> _Short problem_
Word for word, give the material below again, minus any images.
┏━━
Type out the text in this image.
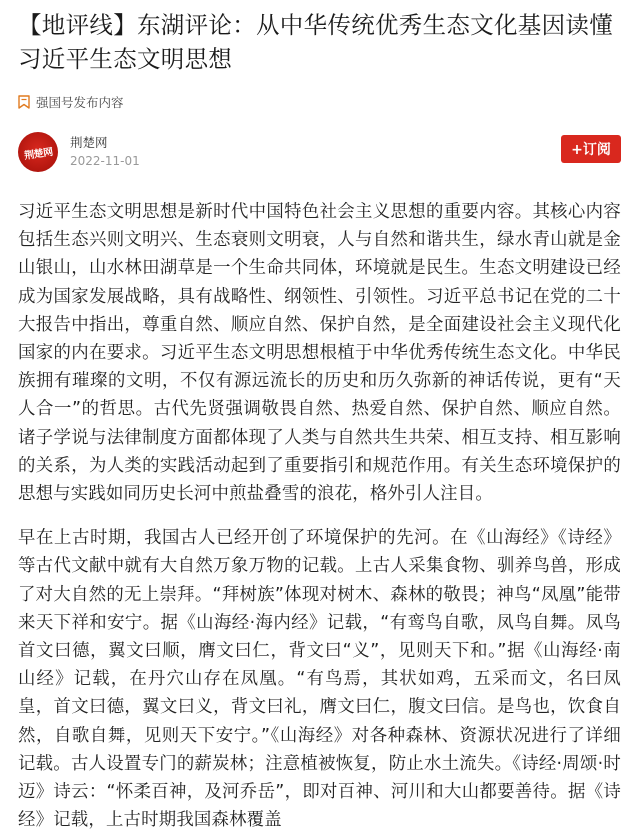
【地评线】东湖评论：从中华传统优秀生态文化基因读懂习近平生态文明思想
强国号发布内容
荆楚网
荆楚网
2022-11-01
+订阅

习近平生态文明思想是新时代中国特色社会主义思想的重要内容。其核心内容包括生态兴则文明兴、生态衰则文明衰，人与自然和谐共生，绿水青山就是金山银山，山水林田湖草是一个生命共同体，环境就是民生。生态文明建设已经成为国家发展战略，具有战略性、纲领性、引领性。习近平总书记在党的二十大报告中指出，尊重自然、顺应自然、保护自然，是全面建设社会主义现代化国家的内在要求。习近平生态文明思想根植于中华优秀传统生态文化。中华民族拥有璀璨的文明，不仅有源远流长的历史和历久弥新的神话传说，更有“天人合一”的哲思。古代先贤强调敬畏自然、热爱自然、保护自然、顺应自然。诸子学说与法律制度方面都体现了人类与自然共生共荣、相互支持、相互影响的关系，为人类的实践活动起到了重要指引和规范作用。有关生态环境保护的思想与实践如同历史长河中煎盐叠雪的浪花，格外引人注目。

早在上古时期，我国古人已经开创了环境保护的先河。在《山海经》《诗经》等古代文献中就有大自然万象万物的记载。上古人采集食物、驯养鸟兽，形成了对大自然的无上崇拜。“拜树族”体现对树木、森林的敬畏；神鸟“凤凰”能带来天下祥和安宁。据《山海经·海内经》记载，“有鸾鸟自歌，凤鸟自舞。凤鸟首文曰德，翼文曰顺，膺文曰仁，背文曰“义”，见则天下和。”据《山海经·南山经》记载，在丹穴山存在凤凰。“有鸟焉，其状如鸡，五采而文，名曰凤皇，首文曰德，翼文曰义，背文曰礼，膺文曰仁，腹文曰信。是鸟也，饮食自然，自歌自舞，见则天下安宁。”《山海经》对各种森林、资源状况进行了详细记载。古人设置专门的薪炭林；注意植被恢复，防止水土流失。《诗经·周颂·时迈》诗云：“怀柔百神，及河乔岳”，即对百神、河川和大山都要善待。据《诗经》记载，上古时期我国森林覆盖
┗━━
> _Output below_
Type out the text in this image.
【地评线】东湖评论：从中华传统优秀生态文化基因读懂习近平生态文明思想
强国号发布内容
荆楚网
荆楚网
2022-11-01
+订阅

习近平生态文明思想是新时代中国特色社会主义思想的重要内容。其核心内容包括生态兴则文明兴、生态衰则文明衰，人与自然和谐共生，绿水青山就是金山银山，山水林田湖草是一个生命共同体，环境就是民生。生态文明建设已经成为国家发展战略，具有战略性、纲领性、引领性。习近平总书记在党的二十大报告中指出，尊重自然、顺应自然、保护自然，是全面建设社会主义现代化国家的内在要求。习近平生态文明思想根植于中华优秀传统生态文化。中华民族拥有璀璨的文明，不仅有源远流长的历史和历久弥新的神话传说，更有“天人合一”的哲思。古代先贤强调敬畏自然、热爱自然、保护自然、顺应自然。诸子学说与法律制度方面都体现了人类与自然共生共荣、相互支持、相互影响的关系，为人类的实践活动起到了重要指引和规范作用。有关生态环境保护的思想与实践如同历史长河中煎盐叠雪的浪花，格外引人注目。

早在上古时期，我国古人已经开创了环境保护的先河。在《山海经》《诗经》等古代文献中就有大自然万象万物的记载。上古人采集食物、驯养鸟兽，形成了对大自然的无上崇拜。“拜树族”体现对树木、森林的敬畏；神鸟“凤凰”能带来天下祥和安宁。据《山海经·海内经》记载，“有鸾鸟自歌，凤鸟自舞。凤鸟首文曰德，翼文曰顺，膺文曰仁，背文曰“义”，见则天下和。”据《山海经·南山经》记载，在丹穴山存在凤凰。“有鸟焉，其状如鸡，五采而文，名曰凤皇，首文曰德，翼文曰义，背文曰礼，膺文曰仁，腹文曰信。是鸟也，饮食自然，自歌自舞，见则天下安宁。”《山海经》对各种森林、资源状况进行了详细记载。古人设置专门的薪炭林；注意植被恢复，防止水土流失。《诗经·周颂·时迈》诗云：“怀柔百神，及河乔岳”，即对百神、河川和大山都要善待。据《诗经》记载，上古时期我国森林覆盖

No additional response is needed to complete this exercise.